Copy out each line below exactly as it appears.

↓

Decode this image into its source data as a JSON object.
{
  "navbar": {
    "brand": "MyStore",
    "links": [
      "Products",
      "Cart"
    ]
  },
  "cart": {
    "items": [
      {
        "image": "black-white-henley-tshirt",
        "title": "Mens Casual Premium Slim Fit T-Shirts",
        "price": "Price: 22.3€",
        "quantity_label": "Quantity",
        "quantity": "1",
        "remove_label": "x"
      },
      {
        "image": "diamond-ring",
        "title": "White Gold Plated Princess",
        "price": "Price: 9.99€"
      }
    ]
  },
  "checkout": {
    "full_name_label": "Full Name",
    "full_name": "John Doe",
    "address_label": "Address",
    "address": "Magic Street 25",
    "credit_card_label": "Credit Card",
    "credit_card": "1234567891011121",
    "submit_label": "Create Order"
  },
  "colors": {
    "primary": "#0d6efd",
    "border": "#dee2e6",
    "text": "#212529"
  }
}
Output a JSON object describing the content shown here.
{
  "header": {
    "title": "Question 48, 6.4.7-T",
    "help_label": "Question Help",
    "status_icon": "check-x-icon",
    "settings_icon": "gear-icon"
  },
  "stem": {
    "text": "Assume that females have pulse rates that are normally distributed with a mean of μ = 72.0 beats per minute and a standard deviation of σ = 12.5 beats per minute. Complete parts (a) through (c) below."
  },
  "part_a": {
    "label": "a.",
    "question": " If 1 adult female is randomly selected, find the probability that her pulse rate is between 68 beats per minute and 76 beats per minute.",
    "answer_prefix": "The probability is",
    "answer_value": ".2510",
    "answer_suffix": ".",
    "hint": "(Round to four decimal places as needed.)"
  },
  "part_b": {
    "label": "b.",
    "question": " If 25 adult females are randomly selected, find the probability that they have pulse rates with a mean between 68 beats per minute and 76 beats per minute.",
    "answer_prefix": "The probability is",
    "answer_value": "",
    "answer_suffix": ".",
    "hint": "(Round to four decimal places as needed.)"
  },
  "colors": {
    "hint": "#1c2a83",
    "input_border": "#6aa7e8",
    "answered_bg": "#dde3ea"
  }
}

↑

→ **Output of the task**:
Decode this image into its source data as a JSON object.
{
  "navbar": {
    "brand": "MyStore",
    "links": [
      "Products",
      "Cart"
    ]
  },
  "cart": {
    "items": [
      {
        "image": "black-white-henley-tshirt",
        "title": "Mens Casual Premium Slim Fit T-Shirts",
        "price": "Price: 22.3€",
        "quantity_label": "Quantity",
        "quantity": "1",
        "remove_label": "x"
      },
      {
        "image": "diamond-ring",
        "title": "White Gold Plated Princess",
        "price": "Price: 9.99€"
      }
    ]
  },
  "checkout": {
    "full_name_label": "Full Name",
    "full_name": "John Doe",
    "address_label": "Address",
    "address": "Magic Street 25",
    "credit_card_label": "Credit Card",
    "credit_card": "1234567891011121",
    "submit_label": "Create Order"
  },
  "colors": {
    "primary": "#0d6efd",
    "border": "#dee2e6",
    "text": "#212529"
  }
}
Output a JSON object describing the content shown here.
{
  "header": {
    "title": "Question 48, 6.4.7-T",
    "help_label": "Question Help",
    "status_icon": "check-x-icon",
    "settings_icon": "gear-icon"
  },
  "stem": {
    "text": "Assume that females have pulse rates that are normally distributed with a mean of μ = 72.0 beats per minute and a standard deviation of σ = 12.5 beats per minute. Complete parts (a) through (c) below."
  },
  "part_a": {
    "label": "a.",
    "question": " If 1 adult female is randomly selected, find the probability that her pulse rate is between 68 beats per minute and 76 beats per minute.",
    "answer_prefix": "The probability is",
    "answer_value": ".2510",
    "answer_suffix": ".",
    "hint": "(Round to four decimal places as needed.)"
  },
  "part_b": {
    "label": "b.",
    "question": " If 25 adult females are randomly selected, find the probability that they have pulse rates with a mean between 68 beats per minute and 76 beats per minute.",
    "answer_prefix": "The probability is",
    "answer_value": "",
    "answer_suffix": ".",
    "hint": "(Round to four decimal places as needed.)"
  },
  "colors": {
    "hint": "#1c2a83",
    "input_border": "#6aa7e8",
    "answered_bg": "#dde3ea"
  }
}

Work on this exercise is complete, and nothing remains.